* _COMPITO SCRITTO A_
Rispondi a queste domande sul brano dedicato all'ingresso della Turchia nell'Unione Europea:
(i) Quale cambio l'industria tedesca ritiene di poter sopportare?
(ii) Quanti individui conta la Turchia nel proprio territorio nazionale?
(iii) Verso quale paese in particolare si sono diretti i flussi immigratori alimentati dalla Turchia?
* _COMPITO SCRITTO B_
Prosegui il brano sull'ingresso della Turchia nell'Unione Europea a partire dal punto in cui si interrompe.

* _BRANO SCELTO_
·····
L’industria tedesca reputa di poter sopportare anche un cambio di 1,5. La soglia giudicata critica è già stata superata e quella che gli stessi operatori tedeschi dichiarano di temere potrebbe non essere improbabile nei prossimi mesi. È in questo contesto che deve essere letta la vicenda che oppone l’Unione Europea all’ingresso della Turchia se vogliamo comprendere le ragioni economiche, e non solo quelle culturali e politiche che si muovono dietro questa eventuale decisione, di una ulteriore integrazione nel club commerciale, per un nuovo grande paese.

Queste ragioni sono di duplice natura: la prima legata alla demografia del paese in questione, la Turchia, la sua dimensione di oltre settanta milioni di individui nel proprio territorio nazionale e di una certa pressione che il paese stessa ha esercitato, fino ad ora, nell’alimentare flussi immigratori verso l’Europa ed, in particolare, verso la Germania. La seconda ragione si lega alla capacità della Turchia di crescere, elevando progressivamente il proprio tenore economico e la dimensione del proprio prodotto interno lordo.
·····
* _RIGHE DI DATI_
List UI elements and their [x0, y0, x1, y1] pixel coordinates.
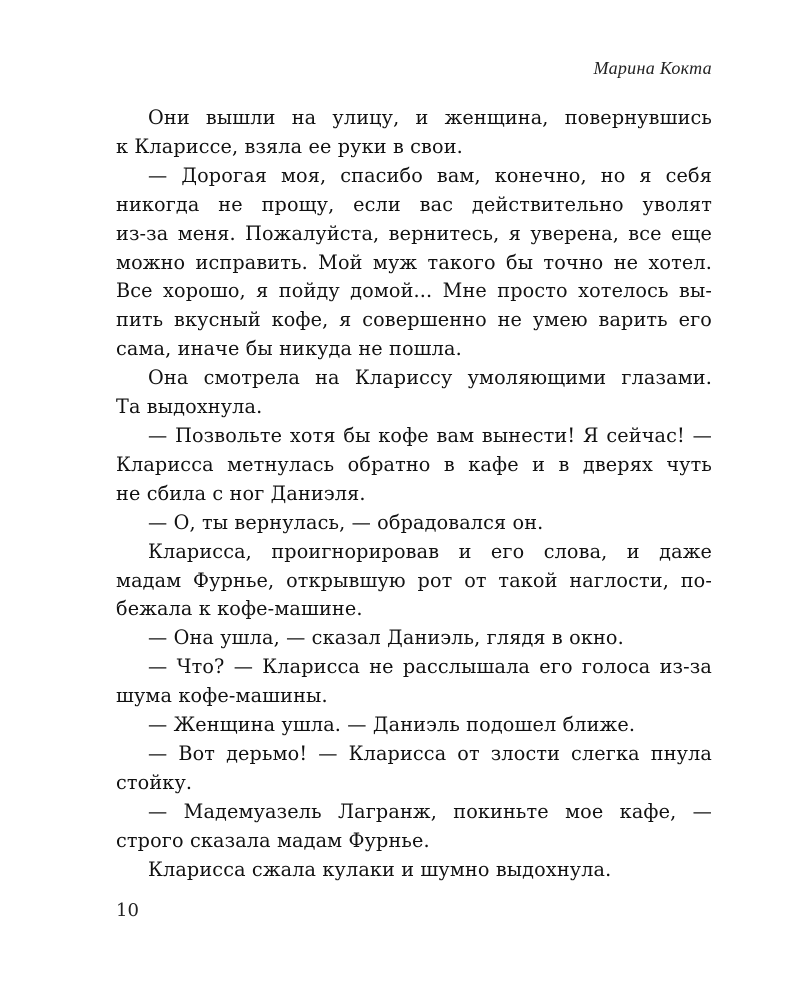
text-line: стойку. — [116, 770, 193, 794]
text-line: бежала к кофе-машине. — [116, 597, 363, 621]
paragraph — [116, 711, 712, 740]
text-line: строго сказала мадам Фурнье. — [116, 828, 430, 852]
text-line: не сбила с ног Даниэля. — [116, 481, 366, 505]
paragraph — [116, 653, 712, 711]
text-line: Они вышли на улицу, и женщина, повернувшись — [148, 106, 712, 129]
text-line: — Дорогая моя, спасибо вам, конечно, но я себя — [148, 163, 712, 187]
text-line: из-за меня. Пожалуйста, вернитесь, я уверена, все еще — [116, 221, 712, 245]
text-line: можно исправить. Мой муж такого бы точно не хотел. — [116, 250, 712, 274]
text-line: Кларисса сжала кулаки и шумно выдохнула. — [148, 857, 612, 881]
text-line: Кларисса, проигнорировав и его слова, и даже — [148, 539, 712, 563]
text-line: — Позвольте хотя бы кофе вам вынести! Я сейчас! — — [148, 423, 712, 447]
text-line: — О, ты вернулась, — обрадовался он. — [148, 510, 544, 534]
running-header-author: Марина Кокта — [593, 58, 712, 78]
text-line: сама, иначе бы никуда не пошла. — [116, 337, 462, 361]
paragraph — [116, 364, 712, 422]
paragraph — [116, 740, 712, 798]
text-line: Та выдохнула. — [116, 395, 263, 419]
text-line: — Она ушла, — сказал Даниэль, глядя в окно. — [148, 626, 624, 650]
text-line: Она смотрела на Клариссу умоляющими глазами. — [148, 366, 712, 390]
text-line: Все хорошо, я пойду домой... Мне просто хотелось вы- — [116, 279, 712, 303]
text-line: — Женщина ушла. — Даниэль подошел ближе. — [148, 713, 636, 737]
text-line: — Мадемуазель Лагранж, покиньте мое кафе, — — [148, 799, 712, 823]
text-line: никогда не прощу, если вас действительно уволят — [116, 192, 712, 216]
body-text — [116, 104, 712, 884]
paragraph — [116, 422, 712, 509]
paragraph — [116, 162, 712, 364]
text-line: — Вот дерьмо! — Кларисса от злости слегка пнула — [148, 741, 712, 765]
text-line: Кларисса метнулась обратно в кафе и в дверях чуть — [116, 452, 712, 476]
paragraph — [116, 104, 712, 162]
paragraph — [116, 624, 712, 653]
text-line: шума кофе-машины. — [116, 684, 328, 708]
text-line: пить вкусный кофе, я совершенно не умею варить его — [116, 308, 712, 332]
paragraph — [116, 856, 712, 885]
page-number: 10 — [116, 900, 139, 921]
paragraph — [116, 509, 712, 538]
paragraph — [116, 798, 712, 856]
paragraph — [116, 538, 712, 625]
text-line: к Клариссе, взяла ее руки в свои. — [116, 134, 463, 158]
text-line: — Что? — Кларисса не расслышала его голоса из-за — [148, 655, 712, 679]
text-line: мадам Фурнье, открывшую рот от такой наглости, по- — [116, 568, 712, 592]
·····
* _RISPOSTA SCRITTA A_
(i) Un cambio di 1,5.
(ii) Oltre settanta milioni.
(iii) Verso la Germania.

* _RISPOSTA SCRITTA B_
Come si può leggere nel grafico in basso, che mostra la dimensione degli indici del prodotto interno a prezzi correnti ma a parità di potere di acquisto tra i vari aggregati, dopo il 1980 l’economia turca presenta un profilo espansivo molto marcato: cresce più intensamente della media di tutti i paesi ocse. Una media che risulta molto superiore, sempre sotto il profilo della capacità di espandersi, di quella dei quindici paesi che appartengono all’area monetaria dell’euro. Una parte di quella espansione si può interpretare anche come effetto dell’inflazione che quel paese ha scontato negli anni alle nostre spalle ma essa appare sotto controllo a partire dall’ingresso nel Ventunesimo secolo. Anche perché la Turchia, nella prospettiva del suo ingresso nell’Unione Europea, ha adottato politiche macroeconomiche di convergenza verso gli standard adottati dai paesi del club commerciale europeo. Un vincolo che, se non applicato, renderebbe impossibile, alla lunga, la convivenza tra il club commerciale medesimo ed il club monetario ed impraticabile il trasferimento, da molti paesi auspicato, dal primo al secondo. Il nostro paese, invece, rimane evidentemente al di sotto della media ocse e, successivamente al 2000, si colloca al di sotto della media dei quindici paesi che adottano l’euro.

In molti settori, tipicamente presenti nell’industria e nell’economia italiana, come l’agroalimentare od il turismo, la crescita turca ha mostrato di poter giocare con successo le proprie attitudini competitive.

Nel turismo, ad esempio, è evidente che l’offerta aggregata di settore per la Turchia, fondata sulla ricettività alberghiera, la nautica da diporto e la balneazione lungo la propria costa mediterranea, ha mostrato da tempo di essere superiore per qualità dei servizi offerti e, di conseguenza, per capacità di attrarre investimenti esteri, alla corrispondente industria turistica dell’Italia meridionale.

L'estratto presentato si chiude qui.